--- start Document ---

Kennedy family spokeswoman Melody Miller said Tuesday that destroying the casket was appropriate and "in keeping with the tradition of President
Kennedy's naval service and his love of the sea."
The new documents show that the casket was stored in the basement of the National Archives building in downtown Washington in February 1966 when
Robert Kennedy, then a U.S. senator from New York, called the GSA, which oversees government property, and asked for it to be released to the military
for destruction.
Knott told Kennedy that destroying the coffin might "raise loads of questions" in light of an upcoming book about the assassination and said the
Justice Department would have to authorize release of the casket. Kennedy served as attorney general before he entered the Senate in 1965.
Kennedy said he would contact his successor as attorney general, Nicholas Katzenbach. Eight days later, Katzenbach wrote in a February 11, 1966 letter
to Knott that he felt it was necessary to dispose of the coffin.
"I am unable to conceive of any manner in which the casket could have an evidentiary value, nor can I conceive of any reason why the national
interest would require its preservation," Katzenbach wrote. "It is obvious that it could never be used for burial purposes and its public display
would be extremely offensive and contrary to public policy."

--- end Document ---
--- start Recorded data ---

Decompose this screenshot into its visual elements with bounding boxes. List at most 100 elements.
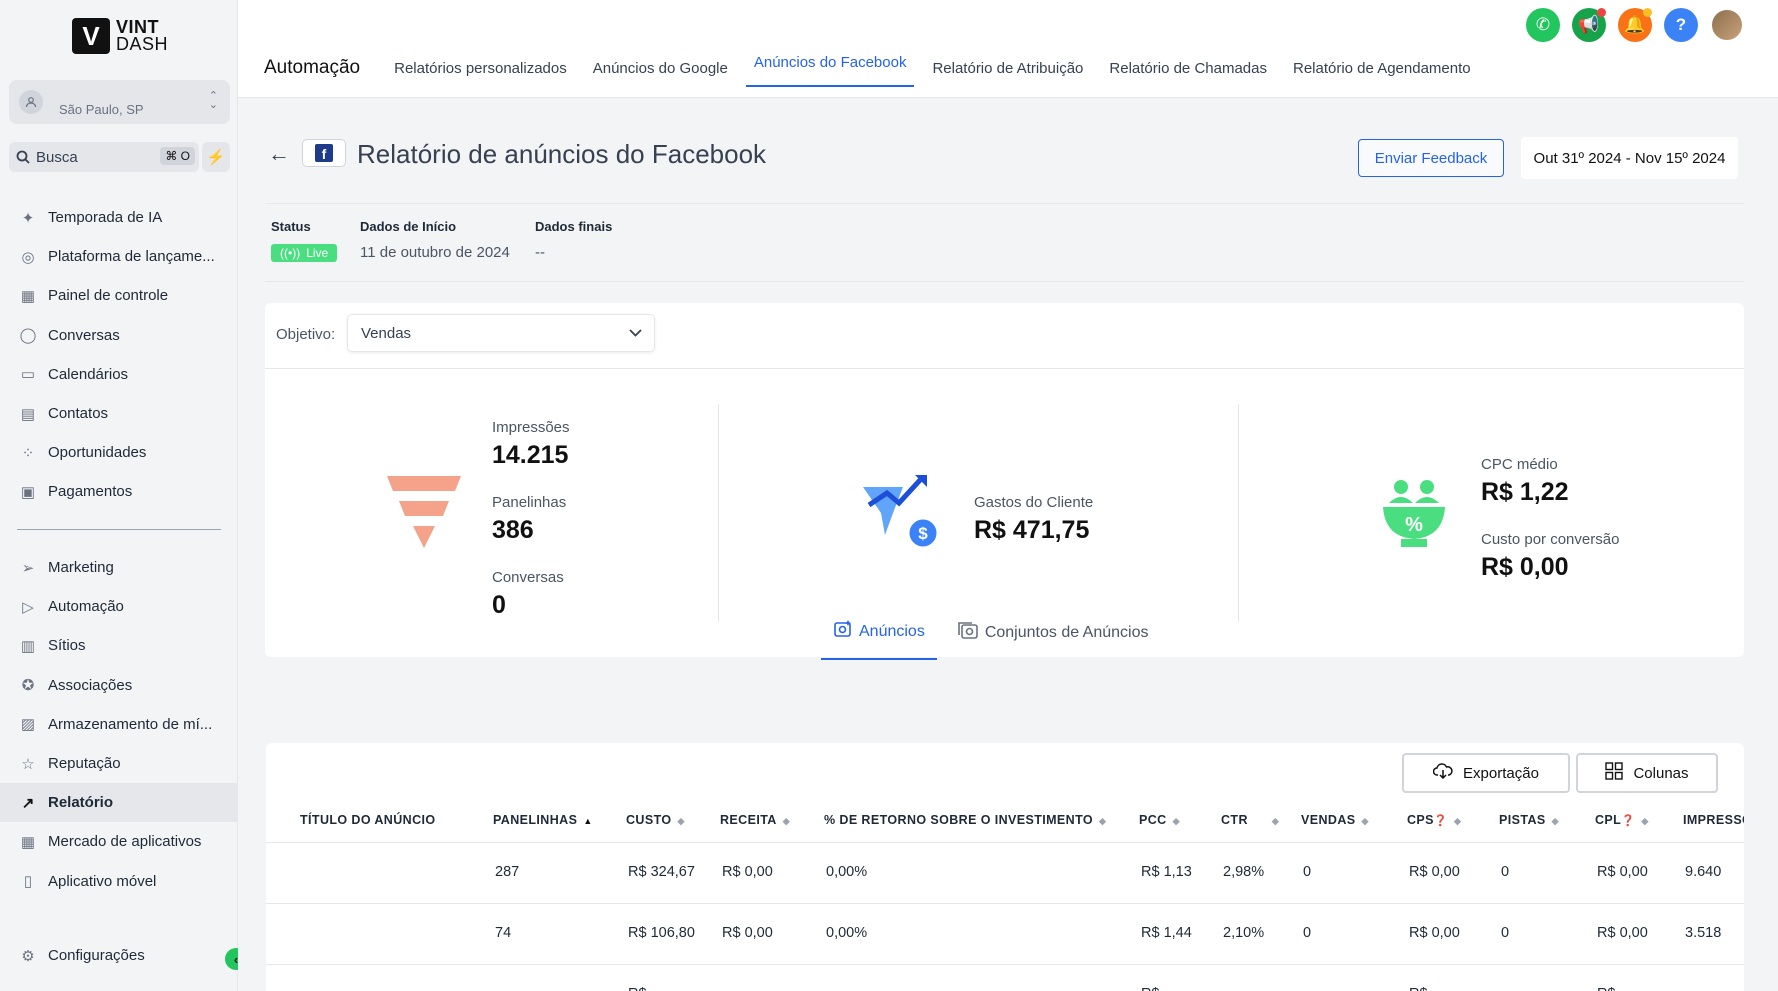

--- end Recorded data ---

• **Required tasks**
[1] In the Kennedy casket text, who did Robert Kennedy say he would contact as his successor as attorney general?
[2] Pick up the Kennedy casket text after its final sentence and keep writing.
The data plays no part here.

• **Task responses**
[1] Nicholas Katzenbach

[2]
"As long as the casket remains ... there is always the possibility that it could be misused or misappropriated," he added.
Documents show that Oneal, the Dallas undertaker, wanted to get the casket back and display it in his funeral home.
On February 18, 1966, an Air Force van picked up the casket at the National Archives building in downtown Washington and took it to Andrews Air Force
Base.
The casket was loaded with three 80-pound bags of sand. Numerous holes were drilled in both the casket and the pine box it was encased in "to ensure
that no air pockets would develop," according to a memo written by John Steadman, special assistant in the office of the Secretary of Defense.
Both casket and pine box bound with metal banding tape and the whole apparatus was rigged with parachutes to break the impact of hitting the water.The
Defense Department had sought the advice of a submarine officer with special training in hydraulics to devise a way to airdrop the coffin at sea,
according to the documents.
At 8:38 a.m., a C-130 airplane carrying the casket took off from the Air Force base and flew off the Maryland-Delaware coast. The plane descended to
500 feet and at 10 a.m., the 660-pound load was pushed out of the plane's opened tail hatch.
"The parachutes opened shortly before impact and the entire rigged load remained intact and sank sharply, clearly and immediately after the soft
impact," Steadman wrote in a February 25, 1966 file memo.
"The aircraft circled the drop point for some 20 minutes at 500 feet to ensure that nothing returned to the surface," wrote Steadman, who was on the
plane.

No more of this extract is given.